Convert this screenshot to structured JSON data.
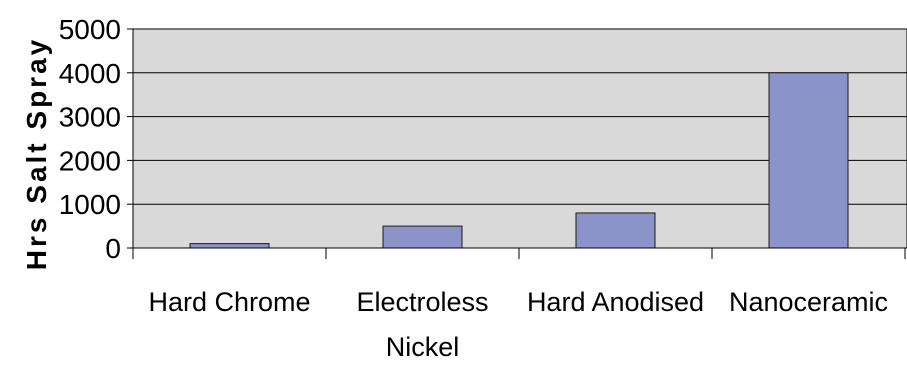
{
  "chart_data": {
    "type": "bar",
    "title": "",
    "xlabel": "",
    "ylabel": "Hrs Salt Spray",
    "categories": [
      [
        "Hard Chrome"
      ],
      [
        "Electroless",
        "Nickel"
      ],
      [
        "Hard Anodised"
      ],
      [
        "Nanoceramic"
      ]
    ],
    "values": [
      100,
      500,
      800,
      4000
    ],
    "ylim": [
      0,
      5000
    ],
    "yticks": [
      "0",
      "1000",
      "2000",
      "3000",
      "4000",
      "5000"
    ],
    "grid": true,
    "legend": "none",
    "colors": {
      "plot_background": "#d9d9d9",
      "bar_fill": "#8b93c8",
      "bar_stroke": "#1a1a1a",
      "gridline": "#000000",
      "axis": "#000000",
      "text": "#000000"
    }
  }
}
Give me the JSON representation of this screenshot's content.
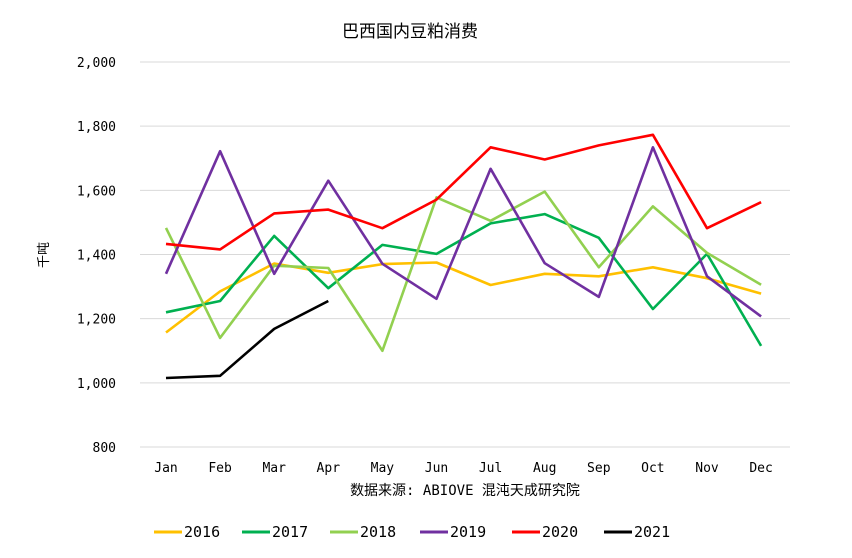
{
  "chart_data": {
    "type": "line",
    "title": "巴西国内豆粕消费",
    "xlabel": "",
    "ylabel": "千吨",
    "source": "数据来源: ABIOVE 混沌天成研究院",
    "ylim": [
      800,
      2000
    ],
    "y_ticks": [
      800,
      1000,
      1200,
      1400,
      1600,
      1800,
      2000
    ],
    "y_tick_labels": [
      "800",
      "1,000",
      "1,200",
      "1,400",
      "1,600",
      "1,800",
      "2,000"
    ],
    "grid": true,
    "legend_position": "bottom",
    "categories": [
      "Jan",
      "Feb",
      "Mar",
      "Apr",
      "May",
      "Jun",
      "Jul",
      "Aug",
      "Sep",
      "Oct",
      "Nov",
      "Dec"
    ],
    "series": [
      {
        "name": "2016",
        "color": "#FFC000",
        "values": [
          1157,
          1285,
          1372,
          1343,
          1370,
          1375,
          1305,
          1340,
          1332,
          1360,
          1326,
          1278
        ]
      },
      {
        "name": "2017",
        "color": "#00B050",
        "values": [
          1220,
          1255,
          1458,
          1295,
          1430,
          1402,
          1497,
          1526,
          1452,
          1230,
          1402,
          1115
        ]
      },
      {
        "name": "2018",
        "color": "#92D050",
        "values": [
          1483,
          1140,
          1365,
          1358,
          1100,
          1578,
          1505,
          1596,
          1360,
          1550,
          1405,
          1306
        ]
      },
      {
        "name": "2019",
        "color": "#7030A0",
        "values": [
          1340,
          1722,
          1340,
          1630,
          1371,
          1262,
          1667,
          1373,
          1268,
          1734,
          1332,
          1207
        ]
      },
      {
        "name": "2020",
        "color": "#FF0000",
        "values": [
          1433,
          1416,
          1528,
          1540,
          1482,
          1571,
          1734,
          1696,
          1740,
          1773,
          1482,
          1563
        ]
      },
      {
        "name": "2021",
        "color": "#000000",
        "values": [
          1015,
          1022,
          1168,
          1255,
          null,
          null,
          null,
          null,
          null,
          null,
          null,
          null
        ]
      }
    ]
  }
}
☆ ☆ ☆ ☆ ☆ ☆ ☆
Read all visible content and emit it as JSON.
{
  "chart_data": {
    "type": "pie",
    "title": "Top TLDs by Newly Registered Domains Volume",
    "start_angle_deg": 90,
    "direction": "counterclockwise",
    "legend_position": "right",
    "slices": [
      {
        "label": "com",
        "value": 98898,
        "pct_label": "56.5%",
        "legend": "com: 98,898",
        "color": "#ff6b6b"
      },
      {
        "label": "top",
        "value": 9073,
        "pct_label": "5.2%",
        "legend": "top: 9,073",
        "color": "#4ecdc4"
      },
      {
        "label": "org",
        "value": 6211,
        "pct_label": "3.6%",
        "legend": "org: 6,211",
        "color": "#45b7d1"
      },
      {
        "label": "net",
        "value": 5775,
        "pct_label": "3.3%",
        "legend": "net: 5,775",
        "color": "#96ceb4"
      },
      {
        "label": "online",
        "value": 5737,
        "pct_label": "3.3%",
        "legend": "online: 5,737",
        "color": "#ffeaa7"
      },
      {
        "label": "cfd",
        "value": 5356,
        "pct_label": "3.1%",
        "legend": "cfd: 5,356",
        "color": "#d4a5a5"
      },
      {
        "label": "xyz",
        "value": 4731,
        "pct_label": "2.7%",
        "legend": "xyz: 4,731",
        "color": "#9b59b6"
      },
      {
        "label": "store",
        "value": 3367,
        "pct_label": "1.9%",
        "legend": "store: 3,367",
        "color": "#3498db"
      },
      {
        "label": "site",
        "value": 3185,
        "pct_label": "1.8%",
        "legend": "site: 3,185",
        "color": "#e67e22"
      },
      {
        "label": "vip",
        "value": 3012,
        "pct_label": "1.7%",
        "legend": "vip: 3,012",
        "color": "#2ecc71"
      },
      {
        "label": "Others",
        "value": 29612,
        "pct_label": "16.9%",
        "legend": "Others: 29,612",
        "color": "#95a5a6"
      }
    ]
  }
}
☆ ☆ ☆ ☆ ☆ ☆ ☆
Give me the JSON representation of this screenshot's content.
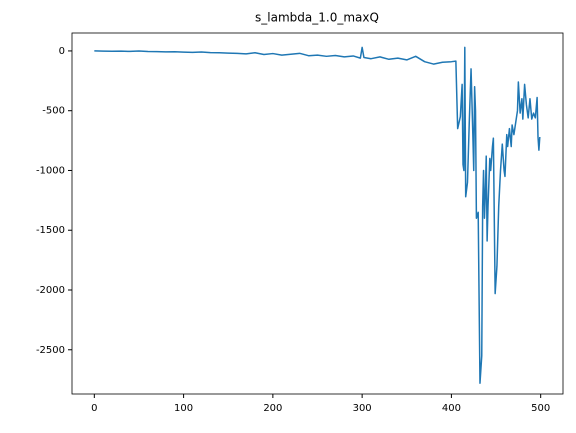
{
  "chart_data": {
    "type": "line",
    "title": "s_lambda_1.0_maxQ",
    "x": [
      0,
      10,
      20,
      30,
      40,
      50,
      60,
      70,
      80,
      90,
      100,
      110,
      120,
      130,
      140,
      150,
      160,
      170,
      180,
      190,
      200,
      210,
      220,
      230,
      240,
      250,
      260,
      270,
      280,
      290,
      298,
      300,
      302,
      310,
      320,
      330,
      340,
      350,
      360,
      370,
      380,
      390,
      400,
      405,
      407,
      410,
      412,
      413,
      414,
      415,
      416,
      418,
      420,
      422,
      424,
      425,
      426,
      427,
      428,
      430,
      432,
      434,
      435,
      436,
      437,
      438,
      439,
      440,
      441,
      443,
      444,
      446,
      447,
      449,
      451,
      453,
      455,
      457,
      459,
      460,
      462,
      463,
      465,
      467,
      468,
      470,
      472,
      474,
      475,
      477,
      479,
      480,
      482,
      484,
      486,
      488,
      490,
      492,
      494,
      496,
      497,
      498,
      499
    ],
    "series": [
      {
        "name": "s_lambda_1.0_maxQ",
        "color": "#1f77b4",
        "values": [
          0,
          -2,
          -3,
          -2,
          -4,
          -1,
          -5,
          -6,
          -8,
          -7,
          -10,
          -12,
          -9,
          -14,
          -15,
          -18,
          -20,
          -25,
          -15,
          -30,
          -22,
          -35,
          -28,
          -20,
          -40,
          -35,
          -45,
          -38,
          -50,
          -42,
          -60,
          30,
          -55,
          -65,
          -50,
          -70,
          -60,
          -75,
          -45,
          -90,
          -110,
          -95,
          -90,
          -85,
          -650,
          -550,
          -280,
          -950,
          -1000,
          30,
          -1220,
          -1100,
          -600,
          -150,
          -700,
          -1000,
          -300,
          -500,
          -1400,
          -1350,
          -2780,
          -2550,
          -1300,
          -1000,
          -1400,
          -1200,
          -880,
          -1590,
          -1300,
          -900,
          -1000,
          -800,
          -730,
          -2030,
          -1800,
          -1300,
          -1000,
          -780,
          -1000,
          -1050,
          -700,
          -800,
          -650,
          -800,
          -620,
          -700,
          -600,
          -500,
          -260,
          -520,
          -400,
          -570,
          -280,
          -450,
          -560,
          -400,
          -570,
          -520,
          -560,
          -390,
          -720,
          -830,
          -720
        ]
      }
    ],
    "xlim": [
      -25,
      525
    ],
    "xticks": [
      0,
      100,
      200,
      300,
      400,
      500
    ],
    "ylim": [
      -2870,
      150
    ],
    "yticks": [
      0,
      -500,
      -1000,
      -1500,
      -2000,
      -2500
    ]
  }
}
☆ ☆ ☆ ☆ ☆ ☆ ☆
§ Task instructions:
Pull out all lines from the entries above in which the word "type" appears.

§ Expected answer:
    "type": "bar",
    "type": "line",
    "type": "pie",
    "type": "line",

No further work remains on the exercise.